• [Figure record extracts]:
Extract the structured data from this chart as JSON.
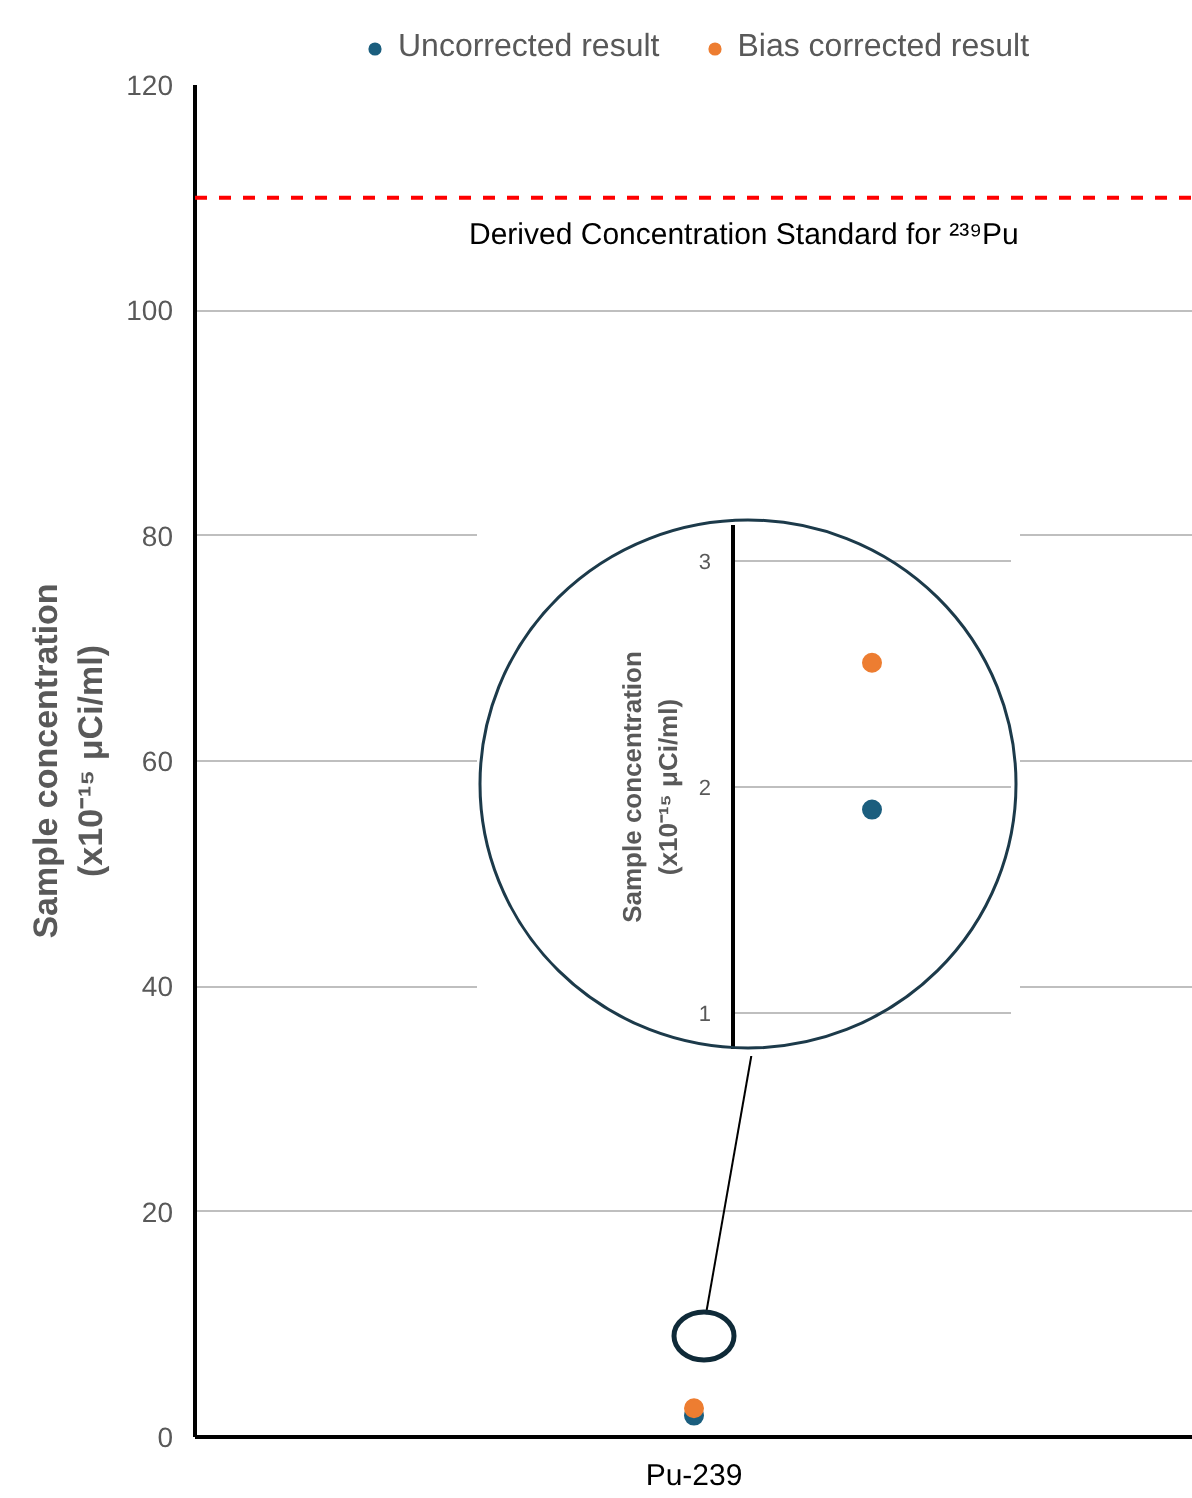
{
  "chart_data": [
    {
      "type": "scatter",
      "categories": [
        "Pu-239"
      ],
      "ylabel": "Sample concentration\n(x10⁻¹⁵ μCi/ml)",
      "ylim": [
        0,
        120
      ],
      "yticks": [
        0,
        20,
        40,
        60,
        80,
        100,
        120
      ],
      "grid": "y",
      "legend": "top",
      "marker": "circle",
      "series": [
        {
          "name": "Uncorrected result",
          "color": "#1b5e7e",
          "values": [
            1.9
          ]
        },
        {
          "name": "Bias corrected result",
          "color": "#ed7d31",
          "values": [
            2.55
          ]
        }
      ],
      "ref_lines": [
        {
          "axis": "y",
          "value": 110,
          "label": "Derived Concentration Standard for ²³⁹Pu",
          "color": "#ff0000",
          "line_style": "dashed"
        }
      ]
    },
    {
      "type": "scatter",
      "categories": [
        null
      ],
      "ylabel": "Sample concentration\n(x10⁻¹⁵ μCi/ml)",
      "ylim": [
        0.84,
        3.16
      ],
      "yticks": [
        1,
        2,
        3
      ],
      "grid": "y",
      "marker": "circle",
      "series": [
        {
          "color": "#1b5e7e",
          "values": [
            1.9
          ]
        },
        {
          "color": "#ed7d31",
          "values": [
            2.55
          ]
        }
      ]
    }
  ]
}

• [Exercise brief]:
Reproduce all the records verbatim, excluding images.

• [Correct answer]:
Extract the structured data from this chart as JSON.
{
  "chart_data": [
    {
      "type": "scatter",
      "categories": [
        "Pu-239"
      ],
      "ylabel": "Sample concentration\n(x10⁻¹⁵ μCi/ml)",
      "ylim": [
        0,
        120
      ],
      "yticks": [
        0,
        20,
        40,
        60,
        80,
        100,
        120
      ],
      "grid": "y",
      "legend": "top",
      "marker": "circle",
      "series": [
        {
          "name": "Uncorrected result",
          "color": "#1b5e7e",
          "values": [
            1.9
          ]
        },
        {
          "name": "Bias corrected result",
          "color": "#ed7d31",
          "values": [
            2.55
          ]
        }
      ],
      "ref_lines": [
        {
          "axis": "y",
          "value": 110,
          "label": "Derived Concentration Standard for ²³⁹Pu",
          "color": "#ff0000",
          "line_style": "dashed"
        }
      ]
    },
    {
      "type": "scatter",
      "categories": [
        null
      ],
      "ylabel": "Sample concentration\n(x10⁻¹⁵ μCi/ml)",
      "ylim": [
        0.84,
        3.16
      ],
      "yticks": [
        1,
        2,
        3
      ],
      "grid": "y",
      "marker": "circle",
      "series": [
        {
          "color": "#1b5e7e",
          "values": [
            1.9
          ]
        },
        {
          "color": "#ed7d31",
          "values": [
            2.55
          ]
        }
      ]
    }
  ]
}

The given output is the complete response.